(Records)
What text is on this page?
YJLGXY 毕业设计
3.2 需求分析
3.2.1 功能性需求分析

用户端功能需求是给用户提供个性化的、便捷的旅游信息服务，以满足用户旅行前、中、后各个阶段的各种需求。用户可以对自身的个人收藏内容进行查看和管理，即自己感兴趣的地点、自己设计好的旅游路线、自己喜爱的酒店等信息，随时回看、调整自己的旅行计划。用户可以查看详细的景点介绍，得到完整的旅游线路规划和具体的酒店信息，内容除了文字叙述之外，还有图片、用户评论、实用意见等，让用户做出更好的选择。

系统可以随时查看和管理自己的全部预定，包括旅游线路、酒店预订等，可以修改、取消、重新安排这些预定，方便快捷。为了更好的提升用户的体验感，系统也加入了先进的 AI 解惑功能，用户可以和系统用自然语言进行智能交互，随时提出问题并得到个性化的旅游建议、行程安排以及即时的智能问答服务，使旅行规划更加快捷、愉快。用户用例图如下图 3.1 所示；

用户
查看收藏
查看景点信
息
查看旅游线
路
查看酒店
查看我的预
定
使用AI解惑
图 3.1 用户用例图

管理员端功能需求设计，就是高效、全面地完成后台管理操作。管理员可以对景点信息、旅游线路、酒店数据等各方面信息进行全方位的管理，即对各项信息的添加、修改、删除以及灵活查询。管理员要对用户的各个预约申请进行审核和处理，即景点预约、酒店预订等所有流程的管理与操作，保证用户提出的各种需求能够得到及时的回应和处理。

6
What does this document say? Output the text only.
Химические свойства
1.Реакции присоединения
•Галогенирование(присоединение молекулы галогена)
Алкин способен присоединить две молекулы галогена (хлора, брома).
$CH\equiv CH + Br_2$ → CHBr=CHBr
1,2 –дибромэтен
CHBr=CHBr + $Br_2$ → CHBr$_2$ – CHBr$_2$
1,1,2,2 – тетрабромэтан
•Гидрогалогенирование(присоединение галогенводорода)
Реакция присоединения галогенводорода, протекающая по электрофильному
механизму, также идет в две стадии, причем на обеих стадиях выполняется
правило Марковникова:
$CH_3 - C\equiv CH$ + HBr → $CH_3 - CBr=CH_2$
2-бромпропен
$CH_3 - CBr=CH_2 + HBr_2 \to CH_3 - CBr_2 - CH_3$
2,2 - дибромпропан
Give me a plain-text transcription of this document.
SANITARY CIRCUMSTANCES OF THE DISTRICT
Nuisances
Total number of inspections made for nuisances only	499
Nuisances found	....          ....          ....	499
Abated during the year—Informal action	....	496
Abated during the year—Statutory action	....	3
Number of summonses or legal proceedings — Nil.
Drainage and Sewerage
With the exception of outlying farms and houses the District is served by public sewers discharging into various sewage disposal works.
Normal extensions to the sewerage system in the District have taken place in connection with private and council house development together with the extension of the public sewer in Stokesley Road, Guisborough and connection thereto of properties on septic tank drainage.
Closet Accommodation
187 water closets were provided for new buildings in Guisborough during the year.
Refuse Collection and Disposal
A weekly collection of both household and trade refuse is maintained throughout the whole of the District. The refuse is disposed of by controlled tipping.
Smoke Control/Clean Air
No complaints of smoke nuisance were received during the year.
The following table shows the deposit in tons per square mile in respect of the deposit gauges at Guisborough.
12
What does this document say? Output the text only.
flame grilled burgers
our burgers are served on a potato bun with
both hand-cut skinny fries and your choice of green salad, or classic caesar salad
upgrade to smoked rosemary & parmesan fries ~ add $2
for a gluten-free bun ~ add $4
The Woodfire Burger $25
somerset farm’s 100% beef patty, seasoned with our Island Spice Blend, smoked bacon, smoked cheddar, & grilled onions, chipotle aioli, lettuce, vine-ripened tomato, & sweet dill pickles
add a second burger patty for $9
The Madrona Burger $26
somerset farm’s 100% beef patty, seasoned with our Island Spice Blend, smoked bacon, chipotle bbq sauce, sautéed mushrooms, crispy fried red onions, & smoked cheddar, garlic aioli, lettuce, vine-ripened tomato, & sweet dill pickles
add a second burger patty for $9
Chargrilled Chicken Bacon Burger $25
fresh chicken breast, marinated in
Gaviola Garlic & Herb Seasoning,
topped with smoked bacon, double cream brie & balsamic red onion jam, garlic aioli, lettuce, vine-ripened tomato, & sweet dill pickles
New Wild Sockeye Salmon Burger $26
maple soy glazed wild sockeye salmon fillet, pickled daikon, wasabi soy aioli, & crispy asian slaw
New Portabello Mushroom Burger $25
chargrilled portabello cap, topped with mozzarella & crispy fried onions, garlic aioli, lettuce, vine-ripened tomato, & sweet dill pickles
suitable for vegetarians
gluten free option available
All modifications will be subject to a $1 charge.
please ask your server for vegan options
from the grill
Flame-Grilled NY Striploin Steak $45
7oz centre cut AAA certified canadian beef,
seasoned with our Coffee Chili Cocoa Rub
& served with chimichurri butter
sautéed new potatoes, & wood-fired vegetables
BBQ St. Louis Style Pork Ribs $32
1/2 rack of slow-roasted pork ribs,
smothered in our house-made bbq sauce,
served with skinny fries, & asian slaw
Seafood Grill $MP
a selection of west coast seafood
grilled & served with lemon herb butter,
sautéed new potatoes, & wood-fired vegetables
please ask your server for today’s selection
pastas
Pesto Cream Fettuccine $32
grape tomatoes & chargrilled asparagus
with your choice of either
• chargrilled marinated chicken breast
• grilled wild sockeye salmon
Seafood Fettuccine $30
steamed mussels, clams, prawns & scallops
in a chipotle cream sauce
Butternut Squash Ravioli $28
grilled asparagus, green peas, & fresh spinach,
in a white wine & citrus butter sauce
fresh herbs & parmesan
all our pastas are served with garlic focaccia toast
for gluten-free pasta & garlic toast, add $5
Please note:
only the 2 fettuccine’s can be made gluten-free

Written exercise →
Make an exact copy of every line in the data.

Answer below →
What text is on this page?
YJLGXY 毕业设计
3.2 需求分析
3.2.1 功能性需求分析

用户端功能需求是给用户提供个性化的、便捷的旅游信息服务，以满足用户旅行前、中、后各个阶段的各种需求。用户可以对自身的个人收藏内容进行查看和管理，即自己感兴趣的地点、自己设计好的旅游路线、自己喜爱的酒店等信息，随时回看、调整自己的旅行计划。用户可以查看详细的景点介绍，得到完整的旅游线路规划和具体的酒店信息，内容除了文字叙述之外，还有图片、用户评论、实用意见等，让用户做出更好的选择。

系统可以随时查看和管理自己的全部预定，包括旅游线路、酒店预订等，可以修改、取消、重新安排这些预定，方便快捷。为了更好的提升用户的体验感，系统也加入了先进的 AI 解惑功能，用户可以和系统用自然语言进行智能交互，随时提出问题并得到个性化的旅游建议、行程安排以及即时的智能问答服务，使旅行规划更加快捷、愉快。用户用例图如下图 3.1 所示；

用户
查看收藏
查看景点信
息
查看旅游线
路
查看酒店
查看我的预
定
使用AI解惑
图 3.1 用户用例图

管理员端功能需求设计，就是高效、全面地完成后台管理操作。管理员可以对景点信息、旅游线路、酒店数据等各方面信息进行全方位的管理，即对各项信息的添加、修改、删除以及灵活查询。管理员要对用户的各个预约申请进行审核和处理，即景点预约、酒店预订等所有流程的管理与操作，保证用户提出的各种需求能够得到及时的回应和处理。

6
What does this document say? Output the text only.
Химические свойства
1.Реакции присоединения
•Галогенирование(присоединение молекулы галогена)
Алкин способен присоединить две молекулы галогена (хлора, брома).
$CH\equiv CH + Br_2$ → CHBr=CHBr
1,2 –дибромэтен
CHBr=CHBr + $Br_2$ → CHBr$_2$ – CHBr$_2$
1,1,2,2 – тетрабромэтан
•Гидрогалогенирование(присоединение галогенводорода)
Реакция присоединения галогенводорода, протекающая по электрофильному
механизму, также идет в две стадии, причем на обеих стадиях выполняется
правило Марковникова:
$CH_3 - C\equiv CH$ + HBr → $CH_3 - CBr=CH_2$
2-бромпропен
$CH_3 - CBr=CH_2 + HBr_2 \to CH_3 - CBr_2 - CH_3$
2,2 - дибромпропан
Give me a plain-text transcription of this document.
SANITARY CIRCUMSTANCES OF THE DISTRICT
Nuisances
Total number of inspections made for nuisances only	499
Nuisances found	....          ....          ....	499
Abated during the year—Informal action	....	496
Abated during the year—Statutory action	....	3
Number of summonses or legal proceedings — Nil.
Drainage and Sewerage
With the exception of outlying farms and houses the District is served by public sewers discharging into various sewage disposal works.
Normal extensions to the sewerage system in the District have taken place in connection with private and council house development together with the extension of the public sewer in Stokesley Road, Guisborough and connection thereto of properties on septic tank drainage.
Closet Accommodation
187 water closets were provided for new buildings in Guisborough during the year.
Refuse Collection and Disposal
A weekly collection of both household and trade refuse is maintained throughout the whole of the District. The refuse is disposed of by controlled tipping.
Smoke Control/Clean Air
No complaints of smoke nuisance were received during the year.
The following table shows the deposit in tons per square mile in respect of the deposit gauges at Guisborough.
12
What does this document say? Output the text only.
flame grilled burgers
our burgers are served on a potato bun with
both hand-cut skinny fries and your choice of green salad, or classic caesar salad
upgrade to smoked rosemary & parmesan fries ~ add $2
for a gluten-free bun ~ add $4
The Woodfire Burger $25
somerset farm’s 100% beef patty, seasoned with our Island Spice Blend, smoked bacon, smoked cheddar, & grilled onions, chipotle aioli, lettuce, vine-ripened tomato, & sweet dill pickles
add a second burger patty for $9
The Madrona Burger $26
somerset farm’s 100% beef patty, seasoned with our Island Spice Blend, smoked bacon, chipotle bbq sauce, sautéed mushrooms, crispy fried red onions, & smoked cheddar, garlic aioli, lettuce, vine-ripened tomato, & sweet dill pickles
add a second burger patty for $9
Chargrilled Chicken Bacon Burger $25
fresh chicken breast, marinated in
Gaviola Garlic & Herb Seasoning,
topped with smoked bacon, double cream brie & balsamic red onion jam, garlic aioli, lettuce, vine-ripened tomato, & sweet dill pickles
New Wild Sockeye Salmon Burger $26
maple soy glazed wild sockeye salmon fillet, pickled daikon, wasabi soy aioli, & crispy asian slaw
New Portabello Mushroom Burger $25
chargrilled portabello cap, topped with mozzarella & crispy fried onions, garlic aioli, lettuce, vine-ripened tomato, & sweet dill pickles
suitable for vegetarians
gluten free option available
All modifications will be subject to a $1 charge.
please ask your server for vegan options
from the grill
Flame-Grilled NY Striploin Steak $45
7oz centre cut AAA certified canadian beef,
seasoned with our Coffee Chili Cocoa Rub
& served with chimichurri butter
sautéed new potatoes, & wood-fired vegetables
BBQ St. Louis Style Pork Ribs $32
1/2 rack of slow-roasted pork ribs,
smothered in our house-made bbq sauce,
served with skinny fries, & asian slaw
Seafood Grill $MP
a selection of west coast seafood
grilled & served with lemon herb butter,
sautéed new potatoes, & wood-fired vegetables
please ask your server for today’s selection
pastas
Pesto Cream Fettuccine $32
grape tomatoes & chargrilled asparagus
with your choice of either
• chargrilled marinated chicken breast
• grilled wild sockeye salmon
Seafood Fettuccine $30
steamed mussels, clams, prawns & scallops
in a chipotle cream sauce
Butternut Squash Ravioli $28
grilled asparagus, green peas, & fresh spinach,
in a white wine & citrus butter sauce
fresh herbs & parmesan
all our pastas are served with garlic focaccia toast
for gluten-free pasta & garlic toast, add $5
Please note:
only the 2 fettuccine’s can be made gluten-free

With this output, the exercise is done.